Part II: The Insurers’ Tricks for Wrongfully Manipulating Care

  • Prompt Care/Unreasonable Delay in Providing Care
    This speaks for itself. It’s far and away the most common method of denying care—just delay it long enough and the worker’s life demands will cause the worker to turn elsewhere for care. This is easily overcome with the Alternate Care Procedure, briefly described here.
  • When the Authorized Doctor Recommends Care that the Insurance Company Denies
  • When the Authorized Doctor Refers to another Doctor and the Insurance Company Denies or tries to Refer, instead, to its “Sweetheart”
  • When the Authorized Doctor orders care and, Instead, the Insurance Company tries to “Transfer Care” to a Sweetheart Who Will Likely say what the Insurance Company Wants to Hear
  • When the only Care Offered is not Convenient Care. This is now standardized: if the care offered is more than 50 miles from the worker’s home and the same type of care is offered closer, then the 50+ – care is “inconvenient.” Remember the “convenience” requirement applies only to “care.” Unfortunately, it does not apply to the company’s right to send the worker for a medico-legal, one-time “independent medical examination.”
- - - - -
## What is expected:
Continue the piece on insurers' tricks for manipulating injured workers' care, starting right after its last sentence.

## Input data:
- - - - -
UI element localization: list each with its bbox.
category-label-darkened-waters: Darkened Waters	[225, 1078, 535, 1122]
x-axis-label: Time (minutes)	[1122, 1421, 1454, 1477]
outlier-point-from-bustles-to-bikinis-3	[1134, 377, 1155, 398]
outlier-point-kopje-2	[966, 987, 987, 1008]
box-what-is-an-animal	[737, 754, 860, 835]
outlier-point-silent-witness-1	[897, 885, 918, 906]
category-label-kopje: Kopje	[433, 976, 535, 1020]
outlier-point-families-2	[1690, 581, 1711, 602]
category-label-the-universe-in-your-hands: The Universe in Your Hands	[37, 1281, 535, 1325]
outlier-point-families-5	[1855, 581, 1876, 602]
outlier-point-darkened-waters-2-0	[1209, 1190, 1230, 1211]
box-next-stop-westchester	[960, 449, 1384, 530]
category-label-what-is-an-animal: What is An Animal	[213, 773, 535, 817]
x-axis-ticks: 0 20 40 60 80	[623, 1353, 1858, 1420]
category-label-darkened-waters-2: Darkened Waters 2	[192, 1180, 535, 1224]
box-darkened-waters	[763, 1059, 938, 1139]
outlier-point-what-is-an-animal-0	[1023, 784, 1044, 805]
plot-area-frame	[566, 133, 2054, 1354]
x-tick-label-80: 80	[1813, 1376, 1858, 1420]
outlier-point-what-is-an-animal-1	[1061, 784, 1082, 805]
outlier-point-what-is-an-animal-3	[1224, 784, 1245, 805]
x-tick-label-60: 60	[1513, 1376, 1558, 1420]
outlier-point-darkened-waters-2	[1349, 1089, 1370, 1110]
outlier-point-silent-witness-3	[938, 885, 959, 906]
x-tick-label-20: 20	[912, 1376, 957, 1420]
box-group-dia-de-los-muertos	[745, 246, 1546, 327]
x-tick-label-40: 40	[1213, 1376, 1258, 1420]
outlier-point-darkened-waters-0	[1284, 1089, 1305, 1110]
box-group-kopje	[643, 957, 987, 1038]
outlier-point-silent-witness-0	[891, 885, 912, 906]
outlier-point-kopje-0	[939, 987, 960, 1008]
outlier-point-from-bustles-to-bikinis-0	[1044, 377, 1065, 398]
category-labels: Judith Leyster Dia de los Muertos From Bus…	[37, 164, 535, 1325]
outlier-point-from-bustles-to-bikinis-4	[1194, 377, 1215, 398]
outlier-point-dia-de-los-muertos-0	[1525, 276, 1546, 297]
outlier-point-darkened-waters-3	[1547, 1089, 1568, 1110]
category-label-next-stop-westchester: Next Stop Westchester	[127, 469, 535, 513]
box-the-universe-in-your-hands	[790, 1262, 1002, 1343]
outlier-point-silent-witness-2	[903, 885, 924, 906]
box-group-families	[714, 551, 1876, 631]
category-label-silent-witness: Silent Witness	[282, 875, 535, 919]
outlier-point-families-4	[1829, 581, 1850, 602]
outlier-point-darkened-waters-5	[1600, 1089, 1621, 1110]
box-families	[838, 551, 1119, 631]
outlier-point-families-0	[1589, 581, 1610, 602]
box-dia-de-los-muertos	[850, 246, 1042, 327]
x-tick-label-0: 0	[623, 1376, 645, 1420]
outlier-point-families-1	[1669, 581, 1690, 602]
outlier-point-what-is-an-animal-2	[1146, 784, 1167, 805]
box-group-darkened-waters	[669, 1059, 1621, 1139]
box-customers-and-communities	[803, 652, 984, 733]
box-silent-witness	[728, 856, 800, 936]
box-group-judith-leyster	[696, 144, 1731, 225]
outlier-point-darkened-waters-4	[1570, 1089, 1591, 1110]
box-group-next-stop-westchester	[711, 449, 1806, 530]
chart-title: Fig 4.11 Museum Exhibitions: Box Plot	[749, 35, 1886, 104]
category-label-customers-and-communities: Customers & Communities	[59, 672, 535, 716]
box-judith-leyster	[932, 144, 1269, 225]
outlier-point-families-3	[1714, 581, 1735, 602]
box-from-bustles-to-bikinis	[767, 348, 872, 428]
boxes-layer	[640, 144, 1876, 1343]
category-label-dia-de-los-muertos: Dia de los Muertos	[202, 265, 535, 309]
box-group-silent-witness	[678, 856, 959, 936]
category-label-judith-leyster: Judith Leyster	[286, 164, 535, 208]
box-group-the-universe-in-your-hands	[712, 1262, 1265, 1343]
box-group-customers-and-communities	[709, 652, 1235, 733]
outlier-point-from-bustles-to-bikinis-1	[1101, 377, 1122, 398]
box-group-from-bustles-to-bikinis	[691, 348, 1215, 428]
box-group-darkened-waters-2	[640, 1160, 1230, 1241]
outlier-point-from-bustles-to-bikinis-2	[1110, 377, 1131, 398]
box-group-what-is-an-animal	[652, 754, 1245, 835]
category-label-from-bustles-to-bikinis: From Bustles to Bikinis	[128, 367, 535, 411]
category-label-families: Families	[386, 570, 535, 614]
- - - - -
## Answer space:
Alternate Care Process

The Iowa Legislature enacted in 1913 the comp’s system’s healthcare provision method. Iowa Code 85.27. 85.27 provides that the employer has the right to make the initial selection of care. In this regard, Iowa is only one of ten out of the fifty states and the United States (under FECA (Federal Employee Comp Act) and the Long Shore Act) that provide the employer with such unfettered power. For years, a worker had to wait months or more than a year to get to the final hearing to challenge the insurance company’s denial of care.

In 1992, however, Commissioner Byron Orton drafted a provision that was accepted by consensus of all interest groups and enacted into law, which create the “alternate care process.” This process allows the worker to obtain prompt relief for the denial of proper care. The process is relatively simple and designed to be carried out by a worker or union representative.

NOTE: While Section 85.27 gives the employer the right to select care, that right is qualified. The care provided must be (1) prompt, (2) reasonably suited to treat the injury and (3) without undue inconvenience to the claimant. Westside Transport v. Cordell, 601 N.W. 2d619, 694 (Iowa 1999). The failure of the employer to provide care meeting any of these three requirements gives the worker the right to bring an alternate-care procedure and have the Division of Workers’ Comp. order proper care be provided.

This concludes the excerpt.